Challenge: Return the records below word for word, beginning with the first line and stopping after the line that contains "staticText: Z xyxy=(55,532,65,555)".

Information shown:

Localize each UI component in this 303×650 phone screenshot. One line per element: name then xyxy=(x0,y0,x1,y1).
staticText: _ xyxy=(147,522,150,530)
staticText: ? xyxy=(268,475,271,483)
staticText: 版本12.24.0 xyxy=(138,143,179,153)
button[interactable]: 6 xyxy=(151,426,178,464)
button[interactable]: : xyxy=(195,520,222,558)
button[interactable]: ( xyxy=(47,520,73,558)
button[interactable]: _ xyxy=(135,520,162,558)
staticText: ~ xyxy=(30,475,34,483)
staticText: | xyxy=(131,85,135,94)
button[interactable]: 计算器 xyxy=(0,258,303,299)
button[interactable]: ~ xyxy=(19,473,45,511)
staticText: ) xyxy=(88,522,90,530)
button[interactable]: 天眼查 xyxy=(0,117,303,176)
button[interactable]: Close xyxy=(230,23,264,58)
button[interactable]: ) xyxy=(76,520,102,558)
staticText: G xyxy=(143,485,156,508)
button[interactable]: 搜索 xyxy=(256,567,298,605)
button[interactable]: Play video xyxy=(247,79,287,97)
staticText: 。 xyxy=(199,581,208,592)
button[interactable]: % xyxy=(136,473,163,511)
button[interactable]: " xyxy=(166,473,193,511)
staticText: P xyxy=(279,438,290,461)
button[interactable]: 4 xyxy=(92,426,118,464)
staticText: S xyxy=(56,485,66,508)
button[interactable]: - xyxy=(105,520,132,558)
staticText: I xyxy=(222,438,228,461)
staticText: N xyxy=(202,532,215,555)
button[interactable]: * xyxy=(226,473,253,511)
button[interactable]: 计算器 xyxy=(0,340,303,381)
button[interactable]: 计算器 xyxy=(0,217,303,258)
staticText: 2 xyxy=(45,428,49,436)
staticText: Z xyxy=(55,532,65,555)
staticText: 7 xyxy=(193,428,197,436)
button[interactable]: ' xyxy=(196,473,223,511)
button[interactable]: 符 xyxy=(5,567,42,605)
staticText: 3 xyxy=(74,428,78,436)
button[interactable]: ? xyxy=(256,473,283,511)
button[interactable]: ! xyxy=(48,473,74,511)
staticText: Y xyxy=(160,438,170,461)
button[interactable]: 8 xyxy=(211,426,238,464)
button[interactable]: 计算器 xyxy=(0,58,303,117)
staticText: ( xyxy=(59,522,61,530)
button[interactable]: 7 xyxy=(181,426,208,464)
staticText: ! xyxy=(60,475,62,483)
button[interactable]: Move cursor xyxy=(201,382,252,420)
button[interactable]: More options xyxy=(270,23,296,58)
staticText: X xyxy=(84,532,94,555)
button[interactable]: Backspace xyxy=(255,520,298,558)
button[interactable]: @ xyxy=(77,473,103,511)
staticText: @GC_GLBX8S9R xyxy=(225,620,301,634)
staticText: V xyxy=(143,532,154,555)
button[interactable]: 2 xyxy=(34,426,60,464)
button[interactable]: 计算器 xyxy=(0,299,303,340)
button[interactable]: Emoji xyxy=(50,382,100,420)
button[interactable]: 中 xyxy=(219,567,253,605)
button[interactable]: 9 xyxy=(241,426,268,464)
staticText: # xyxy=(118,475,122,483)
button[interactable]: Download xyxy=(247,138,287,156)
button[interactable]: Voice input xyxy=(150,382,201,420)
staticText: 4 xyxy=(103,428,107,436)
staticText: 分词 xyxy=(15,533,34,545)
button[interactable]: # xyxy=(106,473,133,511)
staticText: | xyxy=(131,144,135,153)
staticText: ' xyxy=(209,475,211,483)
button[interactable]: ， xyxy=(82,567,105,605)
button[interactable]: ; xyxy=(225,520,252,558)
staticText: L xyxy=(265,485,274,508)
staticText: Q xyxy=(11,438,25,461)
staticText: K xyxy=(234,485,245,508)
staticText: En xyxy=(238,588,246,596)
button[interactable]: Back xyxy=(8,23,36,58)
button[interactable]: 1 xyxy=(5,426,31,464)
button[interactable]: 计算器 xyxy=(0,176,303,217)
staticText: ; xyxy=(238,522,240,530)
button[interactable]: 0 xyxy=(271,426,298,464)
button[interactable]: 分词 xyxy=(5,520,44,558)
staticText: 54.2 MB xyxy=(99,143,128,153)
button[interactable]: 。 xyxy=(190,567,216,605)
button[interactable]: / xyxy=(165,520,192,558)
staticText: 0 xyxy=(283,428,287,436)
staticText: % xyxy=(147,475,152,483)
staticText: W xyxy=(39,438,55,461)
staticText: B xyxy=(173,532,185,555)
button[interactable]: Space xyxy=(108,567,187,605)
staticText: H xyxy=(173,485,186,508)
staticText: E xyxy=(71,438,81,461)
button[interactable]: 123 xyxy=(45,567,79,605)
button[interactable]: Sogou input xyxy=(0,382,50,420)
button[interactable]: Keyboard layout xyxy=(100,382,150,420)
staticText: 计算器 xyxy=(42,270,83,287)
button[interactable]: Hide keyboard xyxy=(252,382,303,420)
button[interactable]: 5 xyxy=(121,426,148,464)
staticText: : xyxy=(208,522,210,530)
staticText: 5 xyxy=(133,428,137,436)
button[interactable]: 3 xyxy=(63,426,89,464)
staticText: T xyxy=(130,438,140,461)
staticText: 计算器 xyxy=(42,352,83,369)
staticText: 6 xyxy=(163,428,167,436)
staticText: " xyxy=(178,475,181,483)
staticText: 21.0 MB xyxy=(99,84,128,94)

Answer to the exercise:
Localize each UI component in this 303×650 phone screenshot. One line per element: name then xyxy=(x0,y0,x1,y1).
staticText: _ xyxy=(147,522,150,530)
staticText: ? xyxy=(268,475,271,483)
staticText: 版本12.24.0 xyxy=(138,143,179,153)
button[interactable]: 6 xyxy=(151,426,178,464)
button[interactable]: : xyxy=(195,520,222,558)
button[interactable]: ( xyxy=(47,520,73,558)
button[interactable]: _ xyxy=(135,520,162,558)
staticText: ~ xyxy=(30,475,34,483)
staticText: | xyxy=(131,85,135,94)
button[interactable]: 计算器 xyxy=(0,258,303,299)
button[interactable]: ~ xyxy=(19,473,45,511)
staticText: ) xyxy=(88,522,90,530)
button[interactable]: 天眼查 xyxy=(0,117,303,176)
button[interactable]: Close xyxy=(230,23,264,58)
button[interactable]: ) xyxy=(76,520,102,558)
staticText: G xyxy=(143,485,156,508)
button[interactable]: 搜索 xyxy=(256,567,298,605)
button[interactable]: Play video xyxy=(247,79,287,97)
staticText: 。 xyxy=(199,581,208,592)
button[interactable]: % xyxy=(136,473,163,511)
button[interactable]: " xyxy=(166,473,193,511)
staticText: P xyxy=(279,438,290,461)
button[interactable]: 4 xyxy=(92,426,118,464)
staticText: S xyxy=(56,485,66,508)
button[interactable]: - xyxy=(105,520,132,558)
staticText: I xyxy=(222,438,228,461)
staticText: N xyxy=(202,532,215,555)
button[interactable]: * xyxy=(226,473,253,511)
button[interactable]: 计算器 xyxy=(0,340,303,381)
button[interactable]: 计算器 xyxy=(0,217,303,258)
staticText: 2 xyxy=(45,428,49,436)
staticText: Z xyxy=(55,532,65,555)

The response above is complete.